OBJECTIVE: Without the pictures, copy all the entries below exactly.

[begin TASK DATA]

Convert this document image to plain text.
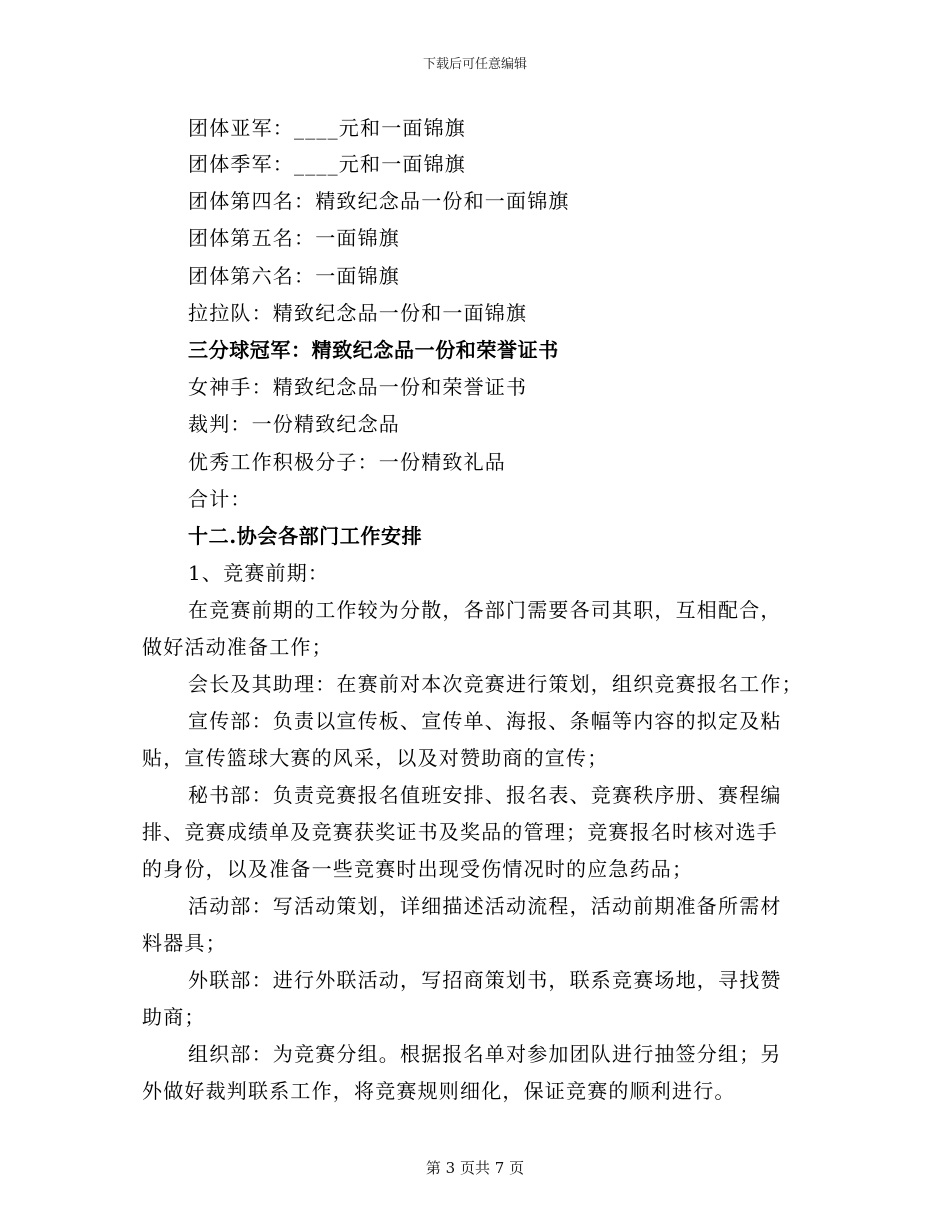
下载后可任意编辑
团体亚军：____元和一面锦旗
团体季军：____元和一面锦旗
团体第四名：精致纪念品一份和一面锦旗
团体第五名：一面锦旗
团体第六名：一面锦旗
拉拉队：精致纪念品一份和一面锦旗
三分球冠军：精致纪念品一份和荣誉证书
女神手：精致纪念品一份和荣誉证书
裁判：一份精致纪念品
优秀工作积极分子：一份精致礼品
合计：
十二.协会各部门工作安排
1、竞赛前期：
在竞赛前期的工作较为分散，各部门需要各司其职，互相配合，
做好活动准备工作；
会长及其助理：在赛前对本次竞赛进行策划，组织竞赛报名工作；
宣传部：负责以宣传板、宣传单、海报、条幅等内容的拟定及粘
贴，宣传篮球大赛的风采，以及对赞助商的宣传；
秘书部：负责竞赛报名值班安排、报名表、竞赛秩序册、赛程编
排、竞赛成绩单及竞赛获奖证书及奖品的管理；竞赛报名时核对选手
的身份，以及准备一些竞赛时出现受伤情况时的应急药品；
活动部：写活动策划，详细描述活动流程，活动前期准备所需材
料器具；
外联部：进行外联活动，写招商策划书，联系竞赛场地，寻找赞
助商；
组织部：为竞赛分组。根据报名单对参加团队进行抽签分组；另
外做好裁判联系工作，将竞赛规则细化，保证竞赛的顺利进行。
第 3 页共 7 页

[end TASK DATA]

RESULT BELOW:
Convert this document image to plain text.
下载后可任意编辑
团体亚军：____元和一面锦旗
团体季军：____元和一面锦旗
团体第四名：精致纪念品一份和一面锦旗
团体第五名：一面锦旗
团体第六名：一面锦旗
拉拉队：精致纪念品一份和一面锦旗
三分球冠军：精致纪念品一份和荣誉证书
女神手：精致纪念品一份和荣誉证书
裁判：一份精致纪念品
优秀工作积极分子：一份精致礼品
合计：
十二.协会各部门工作安排
1、竞赛前期：
在竞赛前期的工作较为分散，各部门需要各司其职，互相配合，
做好活动准备工作；
会长及其助理：在赛前对本次竞赛进行策划，组织竞赛报名工作；
宣传部：负责以宣传板、宣传单、海报、条幅等内容的拟定及粘
贴，宣传篮球大赛的风采，以及对赞助商的宣传；
秘书部：负责竞赛报名值班安排、报名表、竞赛秩序册、赛程编
排、竞赛成绩单及竞赛获奖证书及奖品的管理；竞赛报名时核对选手
的身份，以及准备一些竞赛时出现受伤情况时的应急药品；
活动部：写活动策划，详细描述活动流程，活动前期准备所需材
料器具；
外联部：进行外联活动，写招商策划书，联系竞赛场地，寻找赞
助商；
组织部：为竞赛分组。根据报名单对参加团队进行抽签分组；另
外做好裁判联系工作，将竞赛规则细化，保证竞赛的顺利进行。
第 3 页共 7 页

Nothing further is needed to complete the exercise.